(Records)
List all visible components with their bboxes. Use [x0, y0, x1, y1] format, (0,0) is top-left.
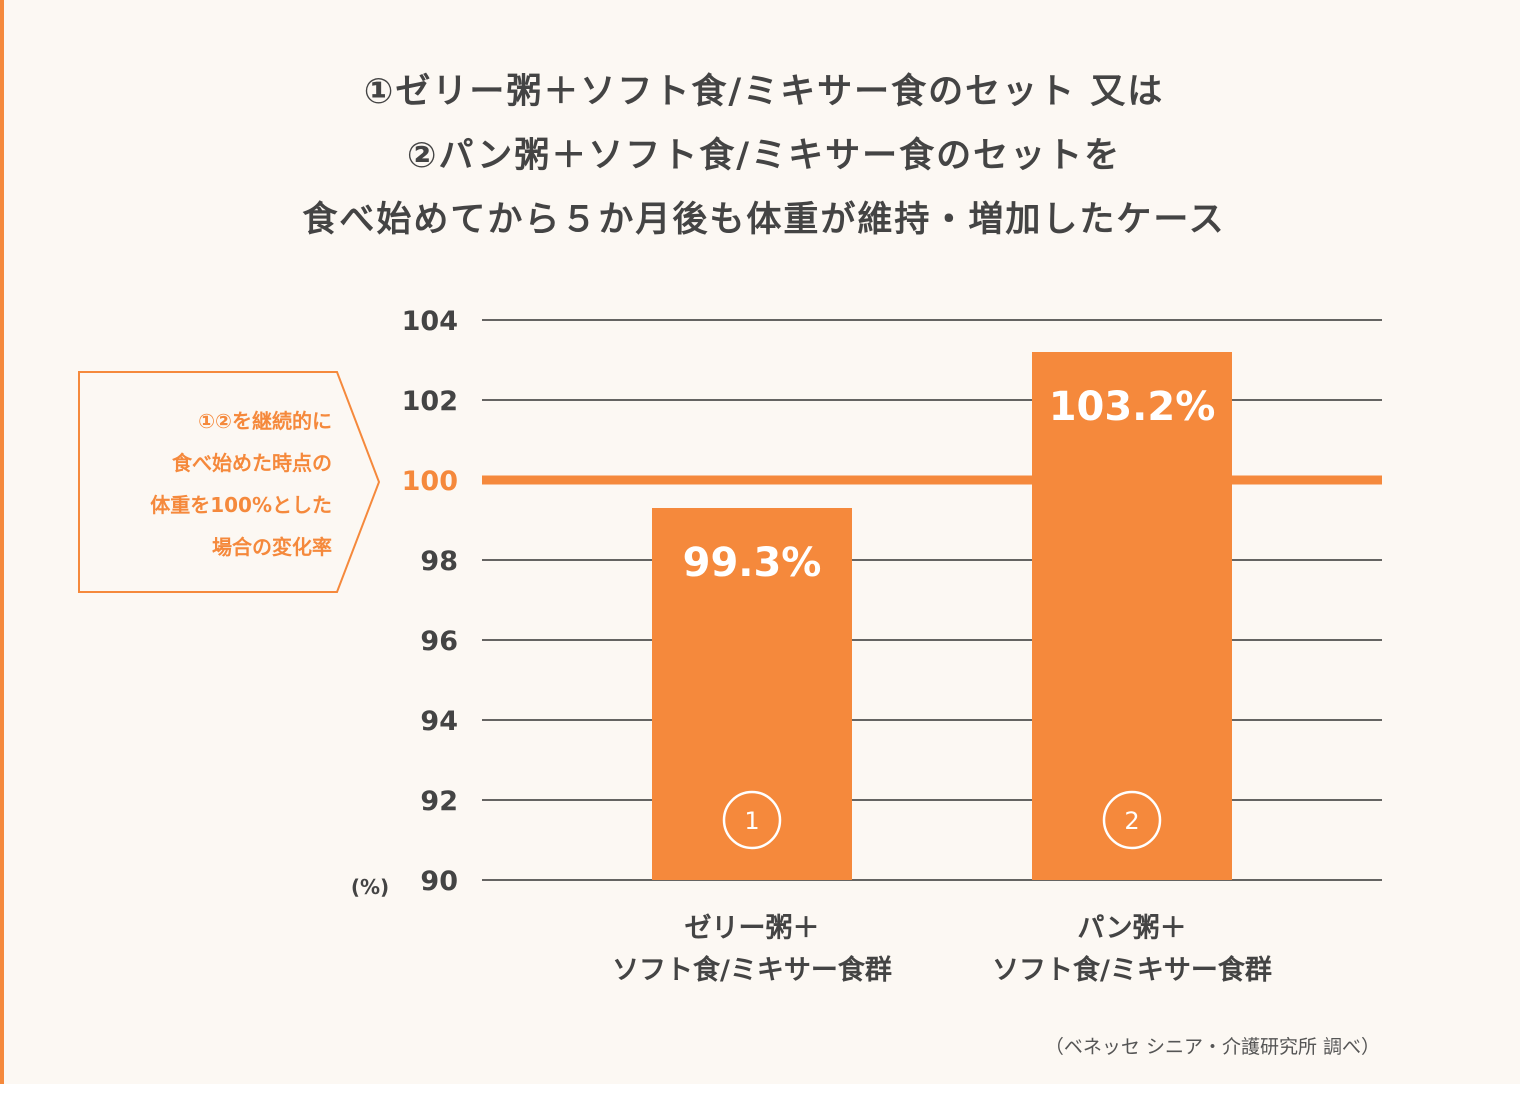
bar-marker-circle-1 — [722, 790, 782, 850]
annotation-callout-box — [78, 371, 381, 593]
y-axis-unit-label: (%) — [351, 875, 389, 899]
category-label-2-line-1: パン粥＋ — [1077, 913, 1186, 944]
bar-chart: 104 102 100 98 96 94 92 90 (%) 99.3% 1 ゼリー粥＋ ソフト食/ミキ… — [78, 306, 1382, 986]
bar-value-label-2: 103.2% — [1049, 384, 1216, 430]
bar-marker-number-1: 1 — [744, 807, 759, 835]
title-line-2: ②パン粥＋ソフト食/ミキサー食のセットを — [406, 136, 1122, 176]
grid-lines — [482, 319, 1382, 881]
y-tick-label-104: 104 — [402, 306, 458, 337]
title-line-3: 食べ始めてから５か月後も体重が維持・増加したケース — [302, 200, 1226, 240]
y-tick-label-94: 94 — [420, 706, 458, 737]
annotation-line-4: 場合の変化率 — [212, 535, 332, 559]
annotation-text: ①②を継続的に 食べ始めた時点の 体重を100%とした 場合の変化率 — [96, 400, 332, 568]
category-label-1-line-2: ソフト食/ミキサー食群 — [612, 954, 892, 986]
annotation-line-1: ①②を継続的に — [198, 409, 332, 433]
annotation-line-3: 体重を100%とした — [150, 493, 332, 517]
y-tick-label-98: 98 — [420, 546, 458, 577]
y-tick-label-96: 96 — [420, 626, 458, 657]
y-tick-label-102: 102 — [402, 386, 458, 417]
category-label-2-line-2: ソフト食/ミキサー食群 — [992, 954, 1272, 986]
y-tick-label-90: 90 — [420, 866, 458, 897]
bar-1 — [652, 508, 852, 880]
bar-value-label-1: 99.3% — [683, 540, 822, 586]
annotation-line-2: 食べ始めた時点の — [172, 451, 332, 475]
labels: 104 102 100 98 96 94 92 90 (%) 99.3% 1 ゼリー粥＋ ソフト食/ミキ… — [351, 306, 1272, 986]
y-tick-label-92: 92 — [420, 786, 458, 817]
y-tick-label-100: 100 — [402, 466, 458, 497]
bars — [652, 352, 1232, 880]
category-label-1-line-1: ゼリー粥＋ — [685, 913, 820, 944]
bar-2 — [1032, 352, 1232, 880]
source-note: （ベネッセ シニア・介護研究所 調べ） — [1044, 1036, 1380, 1058]
title-line-1: ①ゼリー粥＋ソフト食/ミキサー食のセット 又は — [363, 72, 1165, 112]
chart-title: ①ゼリー粥＋ソフト食/ミキサー食のセット 又は ②パン粥＋ソフト食/ミキサー食の… — [4, 60, 1520, 252]
bar-marker-circle-2 — [1102, 790, 1162, 850]
bar-marker-number-2: 2 — [1124, 807, 1139, 835]
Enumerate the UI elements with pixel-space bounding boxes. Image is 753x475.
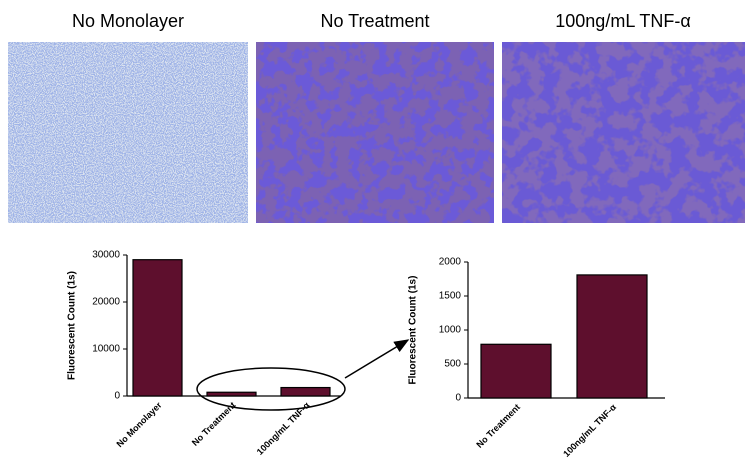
x-tick-label: 100ng/mL TNF-α [561,402,618,459]
panel-title: No Treatment [320,11,429,31]
y-tick-label: 1000 [439,325,462,336]
y-tick-label: 30000 [92,250,120,261]
arrow [344,339,410,379]
panel-title: 100ng/mL TNF-α [555,11,690,31]
y-tick-label: 1500 [439,291,462,302]
highlight-ellipse [196,367,346,411]
bar [280,386,331,397]
bar [480,343,552,399]
panel-title: No Monolayer [72,11,184,31]
y-tick-label: 0 [114,391,120,402]
y-axis-label: Fluorescent Count (1s) [408,276,419,385]
bar [206,391,257,397]
bar [576,274,648,399]
y-tick-label: 20000 [92,297,120,308]
micrograph [502,42,745,223]
x-tick-label: No Treatment [474,402,522,450]
y-axis-label: Fluorescent Count (1s) [67,271,78,380]
y-tick-label: 2000 [439,257,462,268]
x-tick-label: No Treatment [190,400,238,448]
y-tick-label: 0 [455,393,461,404]
y-tick-label: 10000 [92,344,120,355]
x-tick-label: 100ng/mL TNF-α [255,400,312,457]
y-tick-label: 500 [444,359,461,370]
bar [132,259,183,397]
x-tick-label: No Monolayer [114,400,164,450]
micrograph [8,42,248,223]
micrograph [256,42,494,223]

_DIRECTIVE_. Copy out every line of the records above word for word, leaving out the pictures.

_ANSWER_.
List all visible components with their bboxes. Use [x0, y0, x1, y1] format, (0,0) is top-left.
bar-marker-circle-1 — [722, 790, 782, 850]
annotation-callout-box — [78, 371, 381, 593]
y-axis-unit-label: (%) — [351, 875, 389, 899]
category-label-2-line-1: パン粥＋ — [1077, 913, 1186, 944]
bar-chart: 104 102 100 98 96 94 92 90 (%) 99.3% 1 ゼリー粥＋ ソフト食/ミキ… — [78, 306, 1382, 986]
bar-value-label-2: 103.2% — [1049, 384, 1216, 430]
bar-marker-number-1: 1 — [744, 807, 759, 835]
title-line-2: ②パン粥＋ソフト食/ミキサー食のセットを — [406, 136, 1122, 176]
grid-lines — [482, 319, 1382, 881]
y-tick-label-104: 104 — [402, 306, 458, 337]
title-line-3: 食べ始めてから５か月後も体重が維持・増加したケース — [302, 200, 1226, 240]
y-tick-label-94: 94 — [420, 706, 458, 737]
annotation-line-4: 場合の変化率 — [212, 535, 332, 559]
annotation-text: ①②を継続的に 食べ始めた時点の 体重を100%とした 場合の変化率 — [96, 400, 332, 568]
category-label-1-line-2: ソフト食/ミキサー食群 — [612, 954, 892, 986]
annotation-line-1: ①②を継続的に — [198, 409, 332, 433]
annotation-line-3: 体重を100%とした — [150, 493, 332, 517]
y-tick-label-98: 98 — [420, 546, 458, 577]
y-tick-label-96: 96 — [420, 626, 458, 657]
y-tick-label-102: 102 — [402, 386, 458, 417]
category-label-2-line-2: ソフト食/ミキサー食群 — [992, 954, 1272, 986]
y-tick-label-90: 90 — [420, 866, 458, 897]
bar-1 — [652, 508, 852, 880]
bar-value-label-1: 99.3% — [683, 540, 822, 586]
annotation-line-2: 食べ始めた時点の — [172, 451, 332, 475]
labels: 104 102 100 98 96 94 92 90 (%) 99.3% 1 ゼリー粥＋ ソフト食/ミキ… — [351, 306, 1272, 986]
y-tick-label-92: 92 — [420, 786, 458, 817]
y-tick-label-100: 100 — [402, 466, 458, 497]
bars — [652, 352, 1232, 880]
category-label-1-line-1: ゼリー粥＋ — [685, 913, 820, 944]
bar-2 — [1032, 352, 1232, 880]
source-note: （ベネッセ シニア・介護研究所 調べ） — [1044, 1036, 1380, 1058]
title-line-1: ①ゼリー粥＋ソフト食/ミキサー食のセット 又は — [363, 72, 1165, 112]
chart-title: ①ゼリー粥＋ソフト食/ミキサー食のセット 又は ②パン粥＋ソフト食/ミキサー食の… — [4, 60, 1520, 252]
bar-marker-circle-2 — [1102, 790, 1162, 850]
bar-marker-number-2: 2 — [1124, 807, 1139, 835]
Enumerate the UI elements with pixel-space bounding boxes. Image is 753x475.
x-tick-label: 100ng/mL TNF-α [561,402,618,459]
panel-title: No Treatment [320,11,429,31]
y-tick-label: 1000 [439,325,462,336]
y-tick-label: 30000 [92,250,120,261]
arrow [344,339,410,379]
panel-title: 100ng/mL TNF-α [555,11,690,31]
y-tick-label: 1500 [439,291,462,302]
highlight-ellipse [196,367,346,411]
bar [280,386,331,397]
bar [480,343,552,399]
panel-title: No Monolayer [72,11,184,31]
y-tick-label: 0 [114,391,120,402]
y-axis-label: Fluorescent Count (1s) [408,276,419,385]
bar [206,391,257,397]
bar [576,274,648,399]
y-tick-label: 20000 [92,297,120,308]
micrograph [502,42,745,223]
x-tick-label: No Treatment [474,402,522,450]
y-axis-label: Fluorescent Count (1s) [67,271,78,380]
y-tick-label: 2000 [439,257,462,268]
x-tick-label: No Treatment [190,400,238,448]
y-tick-label: 0 [455,393,461,404]
y-tick-label: 10000 [92,344,120,355]
x-tick-label: 100ng/mL TNF-α [255,400,312,457]
y-tick-label: 500 [444,359,461,370]
bar [132,259,183,397]
x-tick-label: No Monolayer [114,400,164,450]
micrograph [8,42,248,223]
micrograph [256,42,494,223]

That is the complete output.